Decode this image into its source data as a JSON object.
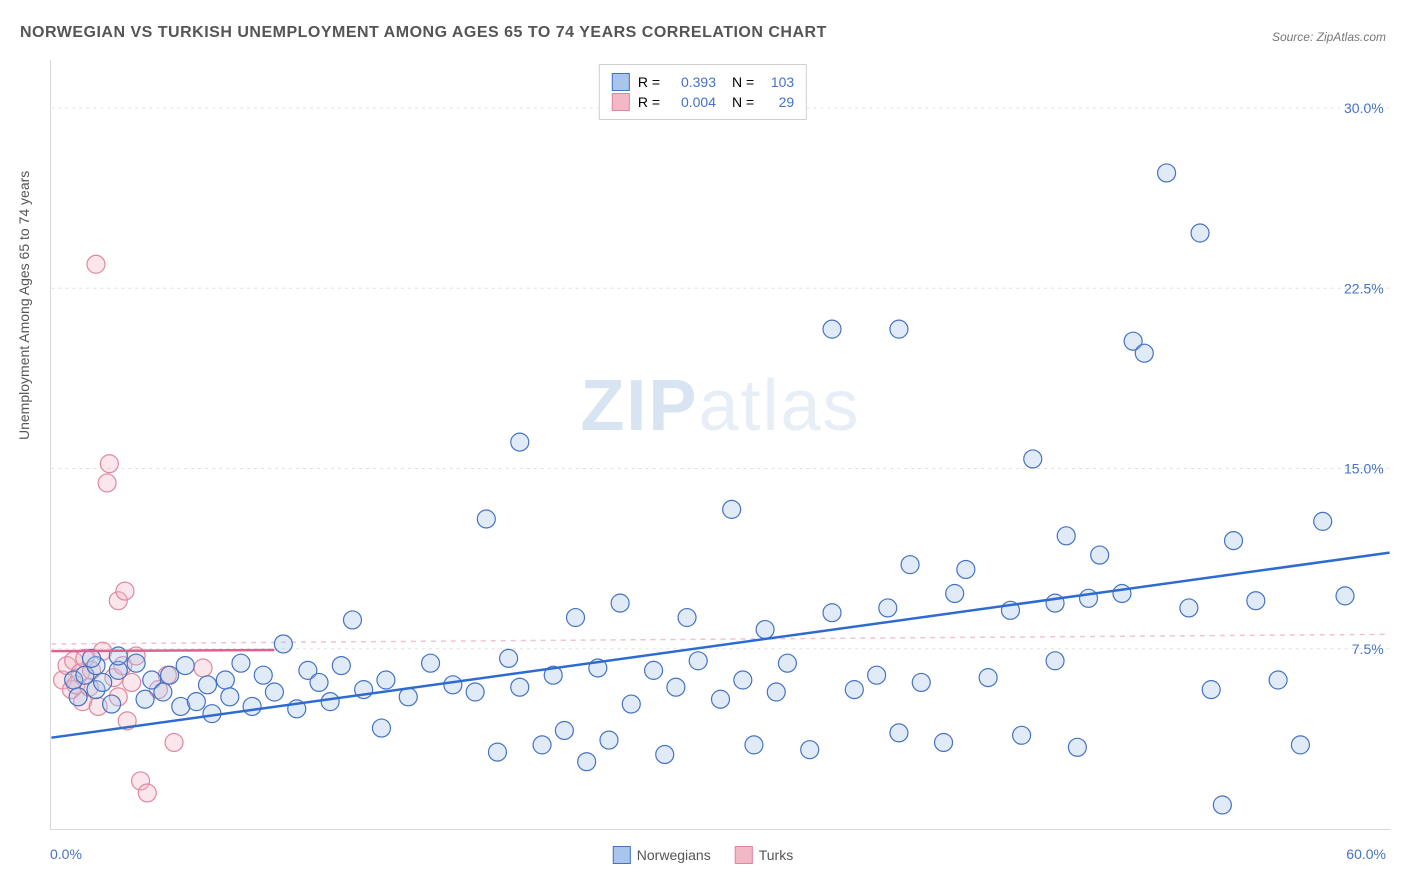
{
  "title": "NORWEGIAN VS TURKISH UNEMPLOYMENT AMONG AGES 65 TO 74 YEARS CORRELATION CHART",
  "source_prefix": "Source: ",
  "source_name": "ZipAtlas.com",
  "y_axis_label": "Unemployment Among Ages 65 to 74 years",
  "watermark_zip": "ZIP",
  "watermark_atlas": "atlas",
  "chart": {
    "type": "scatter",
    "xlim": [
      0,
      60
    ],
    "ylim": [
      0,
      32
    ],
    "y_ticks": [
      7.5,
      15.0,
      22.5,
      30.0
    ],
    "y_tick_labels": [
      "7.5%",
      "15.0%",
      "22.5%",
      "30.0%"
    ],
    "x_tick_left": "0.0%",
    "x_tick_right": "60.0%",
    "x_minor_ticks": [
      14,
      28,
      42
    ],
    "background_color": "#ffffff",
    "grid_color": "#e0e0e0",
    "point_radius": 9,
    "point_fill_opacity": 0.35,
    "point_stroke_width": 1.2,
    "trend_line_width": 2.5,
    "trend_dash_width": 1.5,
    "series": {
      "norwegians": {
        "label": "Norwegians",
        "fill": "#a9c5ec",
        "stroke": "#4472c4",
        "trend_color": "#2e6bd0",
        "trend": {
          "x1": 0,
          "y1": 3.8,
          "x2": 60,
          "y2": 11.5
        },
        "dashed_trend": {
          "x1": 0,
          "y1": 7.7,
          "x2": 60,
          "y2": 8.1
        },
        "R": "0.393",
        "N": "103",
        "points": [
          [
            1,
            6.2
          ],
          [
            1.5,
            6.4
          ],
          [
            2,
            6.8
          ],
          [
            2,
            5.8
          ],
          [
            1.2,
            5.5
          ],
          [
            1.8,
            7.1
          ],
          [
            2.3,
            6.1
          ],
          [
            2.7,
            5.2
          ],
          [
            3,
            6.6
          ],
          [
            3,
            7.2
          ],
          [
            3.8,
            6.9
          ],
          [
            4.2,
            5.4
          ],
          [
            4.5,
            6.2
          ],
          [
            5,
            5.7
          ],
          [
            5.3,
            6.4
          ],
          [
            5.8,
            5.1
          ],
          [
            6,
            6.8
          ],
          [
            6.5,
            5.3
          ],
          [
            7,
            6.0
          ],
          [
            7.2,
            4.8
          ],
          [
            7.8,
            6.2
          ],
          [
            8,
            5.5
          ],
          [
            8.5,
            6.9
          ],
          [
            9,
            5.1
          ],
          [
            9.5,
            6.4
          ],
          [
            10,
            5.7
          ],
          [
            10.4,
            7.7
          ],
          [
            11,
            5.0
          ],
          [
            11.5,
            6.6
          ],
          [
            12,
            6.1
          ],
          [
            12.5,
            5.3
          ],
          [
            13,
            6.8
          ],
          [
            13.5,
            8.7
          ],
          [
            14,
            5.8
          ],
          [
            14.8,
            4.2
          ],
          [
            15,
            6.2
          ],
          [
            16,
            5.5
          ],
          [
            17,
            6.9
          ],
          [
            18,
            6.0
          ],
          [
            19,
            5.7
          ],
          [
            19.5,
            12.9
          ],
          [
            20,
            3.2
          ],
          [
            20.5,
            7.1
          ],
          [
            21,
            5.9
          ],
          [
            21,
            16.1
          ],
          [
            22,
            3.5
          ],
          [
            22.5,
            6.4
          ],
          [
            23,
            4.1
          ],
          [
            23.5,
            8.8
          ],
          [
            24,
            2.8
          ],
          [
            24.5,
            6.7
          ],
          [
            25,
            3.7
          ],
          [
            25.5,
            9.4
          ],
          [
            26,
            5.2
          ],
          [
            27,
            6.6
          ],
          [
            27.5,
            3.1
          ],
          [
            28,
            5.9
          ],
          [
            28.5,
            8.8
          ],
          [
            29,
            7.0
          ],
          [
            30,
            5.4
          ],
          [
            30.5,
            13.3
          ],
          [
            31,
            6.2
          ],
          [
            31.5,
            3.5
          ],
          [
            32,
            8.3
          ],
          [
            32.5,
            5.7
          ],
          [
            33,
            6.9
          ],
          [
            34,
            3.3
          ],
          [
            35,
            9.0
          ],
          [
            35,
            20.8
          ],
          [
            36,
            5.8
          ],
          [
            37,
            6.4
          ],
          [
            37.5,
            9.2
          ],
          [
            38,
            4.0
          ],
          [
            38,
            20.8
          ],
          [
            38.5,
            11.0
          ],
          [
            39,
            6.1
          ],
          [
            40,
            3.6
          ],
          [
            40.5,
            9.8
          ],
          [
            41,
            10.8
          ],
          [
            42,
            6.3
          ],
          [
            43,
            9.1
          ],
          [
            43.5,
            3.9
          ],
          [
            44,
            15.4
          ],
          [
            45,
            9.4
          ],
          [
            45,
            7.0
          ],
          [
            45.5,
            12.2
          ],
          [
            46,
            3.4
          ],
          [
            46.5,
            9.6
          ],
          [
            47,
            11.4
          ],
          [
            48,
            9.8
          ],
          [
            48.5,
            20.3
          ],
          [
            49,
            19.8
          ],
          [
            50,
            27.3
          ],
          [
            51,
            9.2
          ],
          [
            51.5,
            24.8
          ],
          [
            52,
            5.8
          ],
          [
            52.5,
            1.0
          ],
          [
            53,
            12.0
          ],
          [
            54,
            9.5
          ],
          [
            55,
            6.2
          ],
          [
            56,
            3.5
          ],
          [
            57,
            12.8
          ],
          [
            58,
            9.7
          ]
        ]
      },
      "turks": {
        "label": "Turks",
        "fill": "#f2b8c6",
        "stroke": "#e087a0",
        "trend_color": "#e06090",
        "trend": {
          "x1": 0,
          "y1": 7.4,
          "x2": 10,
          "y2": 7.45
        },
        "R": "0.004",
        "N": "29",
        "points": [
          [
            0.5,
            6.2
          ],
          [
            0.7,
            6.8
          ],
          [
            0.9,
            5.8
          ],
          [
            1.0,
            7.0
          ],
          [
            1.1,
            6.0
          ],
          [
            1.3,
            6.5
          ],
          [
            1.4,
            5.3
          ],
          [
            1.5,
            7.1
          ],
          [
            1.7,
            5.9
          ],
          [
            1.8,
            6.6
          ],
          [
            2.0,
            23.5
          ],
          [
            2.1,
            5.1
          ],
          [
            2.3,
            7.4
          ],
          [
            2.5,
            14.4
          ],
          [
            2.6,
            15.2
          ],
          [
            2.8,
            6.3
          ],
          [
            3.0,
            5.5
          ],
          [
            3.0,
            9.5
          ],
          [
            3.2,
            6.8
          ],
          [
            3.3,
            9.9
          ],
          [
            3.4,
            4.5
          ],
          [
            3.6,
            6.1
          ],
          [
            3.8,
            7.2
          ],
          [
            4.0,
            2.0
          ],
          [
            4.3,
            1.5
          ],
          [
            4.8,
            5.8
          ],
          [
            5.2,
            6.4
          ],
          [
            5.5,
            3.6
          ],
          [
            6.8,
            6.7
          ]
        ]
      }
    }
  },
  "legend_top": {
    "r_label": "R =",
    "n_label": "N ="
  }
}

★ ★ ★ ★ ★

- GIVEN INSTRUCTION
From the listing, extract all text exactly as given and drop any picture.

- FINAL RESULT
Decode this image into its source data as a JSON object.
{
  "title": "NORWEGIAN VS TURKISH UNEMPLOYMENT AMONG AGES 65 TO 74 YEARS CORRELATION CHART",
  "source_prefix": "Source: ",
  "source_name": "ZipAtlas.com",
  "y_axis_label": "Unemployment Among Ages 65 to 74 years",
  "watermark_zip": "ZIP",
  "watermark_atlas": "atlas",
  "chart": {
    "type": "scatter",
    "xlim": [
      0,
      60
    ],
    "ylim": [
      0,
      32
    ],
    "y_ticks": [
      7.5,
      15.0,
      22.5,
      30.0
    ],
    "y_tick_labels": [
      "7.5%",
      "15.0%",
      "22.5%",
      "30.0%"
    ],
    "x_tick_left": "0.0%",
    "x_tick_right": "60.0%",
    "x_minor_ticks": [
      14,
      28,
      42
    ],
    "background_color": "#ffffff",
    "grid_color": "#e0e0e0",
    "point_radius": 9,
    "point_fill_opacity": 0.35,
    "point_stroke_width": 1.2,
    "trend_line_width": 2.5,
    "trend_dash_width": 1.5,
    "series": {
      "norwegians": {
        "label": "Norwegians",
        "fill": "#a9c5ec",
        "stroke": "#4472c4",
        "trend_color": "#2e6bd0",
        "trend": {
          "x1": 0,
          "y1": 3.8,
          "x2": 60,
          "y2": 11.5
        },
        "dashed_trend": {
          "x1": 0,
          "y1": 7.7,
          "x2": 60,
          "y2": 8.1
        },
        "R": "0.393",
        "N": "103",
        "points": [
          [
            1,
            6.2
          ],
          [
            1.5,
            6.4
          ],
          [
            2,
            6.8
          ],
          [
            2,
            5.8
          ],
          [
            1.2,
            5.5
          ],
          [
            1.8,
            7.1
          ],
          [
            2.3,
            6.1
          ],
          [
            2.7,
            5.2
          ],
          [
            3,
            6.6
          ],
          [
            3,
            7.2
          ],
          [
            3.8,
            6.9
          ],
          [
            4.2,
            5.4
          ],
          [
            4.5,
            6.2
          ],
          [
            5,
            5.7
          ],
          [
            5.3,
            6.4
          ],
          [
            5.8,
            5.1
          ],
          [
            6,
            6.8
          ],
          [
            6.5,
            5.3
          ],
          [
            7,
            6.0
          ],
          [
            7.2,
            4.8
          ],
          [
            7.8,
            6.2
          ],
          [
            8,
            5.5
          ],
          [
            8.5,
            6.9
          ],
          [
            9,
            5.1
          ],
          [
            9.5,
            6.4
          ],
          [
            10,
            5.7
          ],
          [
            10.4,
            7.7
          ],
          [
            11,
            5.0
          ],
          [
            11.5,
            6.6
          ],
          [
            12,
            6.1
          ],
          [
            12.5,
            5.3
          ],
          [
            13,
            6.8
          ],
          [
            13.5,
            8.7
          ],
          [
            14,
            5.8
          ],
          [
            14.8,
            4.2
          ],
          [
            15,
            6.2
          ],
          [
            16,
            5.5
          ],
          [
            17,
            6.9
          ],
          [
            18,
            6.0
          ],
          [
            19,
            5.7
          ],
          [
            19.5,
            12.9
          ],
          [
            20,
            3.2
          ],
          [
            20.5,
            7.1
          ],
          [
            21,
            5.9
          ],
          [
            21,
            16.1
          ],
          [
            22,
            3.5
          ],
          [
            22.5,
            6.4
          ],
          [
            23,
            4.1
          ],
          [
            23.5,
            8.8
          ],
          [
            24,
            2.8
          ],
          [
            24.5,
            6.7
          ],
          [
            25,
            3.7
          ],
          [
            25.5,
            9.4
          ],
          [
            26,
            5.2
          ],
          [
            27,
            6.6
          ],
          [
            27.5,
            3.1
          ],
          [
            28,
            5.9
          ],
          [
            28.5,
            8.8
          ],
          [
            29,
            7.0
          ],
          [
            30,
            5.4
          ],
          [
            30.5,
            13.3
          ],
          [
            31,
            6.2
          ],
          [
            31.5,
            3.5
          ],
          [
            32,
            8.3
          ],
          [
            32.5,
            5.7
          ],
          [
            33,
            6.9
          ],
          [
            34,
            3.3
          ],
          [
            35,
            9.0
          ],
          [
            35,
            20.8
          ],
          [
            36,
            5.8
          ],
          [
            37,
            6.4
          ],
          [
            37.5,
            9.2
          ],
          [
            38,
            4.0
          ],
          [
            38,
            20.8
          ],
          [
            38.5,
            11.0
          ],
          [
            39,
            6.1
          ],
          [
            40,
            3.6
          ],
          [
            40.5,
            9.8
          ],
          [
            41,
            10.8
          ],
          [
            42,
            6.3
          ],
          [
            43,
            9.1
          ],
          [
            43.5,
            3.9
          ],
          [
            44,
            15.4
          ],
          [
            45,
            9.4
          ],
          [
            45,
            7.0
          ],
          [
            45.5,
            12.2
          ],
          [
            46,
            3.4
          ],
          [
            46.5,
            9.6
          ],
          [
            47,
            11.4
          ],
          [
            48,
            9.8
          ],
          [
            48.5,
            20.3
          ],
          [
            49,
            19.8
          ],
          [
            50,
            27.3
          ],
          [
            51,
            9.2
          ],
          [
            51.5,
            24.8
          ],
          [
            52,
            5.8
          ],
          [
            52.5,
            1.0
          ],
          [
            53,
            12.0
          ],
          [
            54,
            9.5
          ],
          [
            55,
            6.2
          ],
          [
            56,
            3.5
          ],
          [
            57,
            12.8
          ],
          [
            58,
            9.7
          ]
        ]
      },
      "turks": {
        "label": "Turks",
        "fill": "#f2b8c6",
        "stroke": "#e087a0",
        "trend_color": "#e06090",
        "trend": {
          "x1": 0,
          "y1": 7.4,
          "x2": 10,
          "y2": 7.45
        },
        "R": "0.004",
        "N": "29",
        "points": [
          [
            0.5,
            6.2
          ],
          [
            0.7,
            6.8
          ],
          [
            0.9,
            5.8
          ],
          [
            1.0,
            7.0
          ],
          [
            1.1,
            6.0
          ],
          [
            1.3,
            6.5
          ],
          [
            1.4,
            5.3
          ],
          [
            1.5,
            7.1
          ],
          [
            1.7,
            5.9
          ],
          [
            1.8,
            6.6
          ],
          [
            2.0,
            23.5
          ],
          [
            2.1,
            5.1
          ],
          [
            2.3,
            7.4
          ],
          [
            2.5,
            14.4
          ],
          [
            2.6,
            15.2
          ],
          [
            2.8,
            6.3
          ],
          [
            3.0,
            5.5
          ],
          [
            3.0,
            9.5
          ],
          [
            3.2,
            6.8
          ],
          [
            3.3,
            9.9
          ],
          [
            3.4,
            4.5
          ],
          [
            3.6,
            6.1
          ],
          [
            3.8,
            7.2
          ],
          [
            4.0,
            2.0
          ],
          [
            4.3,
            1.5
          ],
          [
            4.8,
            5.8
          ],
          [
            5.2,
            6.4
          ],
          [
            5.5,
            3.6
          ],
          [
            6.8,
            6.7
          ]
        ]
      }
    }
  },
  "legend_top": {
    "r_label": "R =",
    "n_label": "N ="
  }
}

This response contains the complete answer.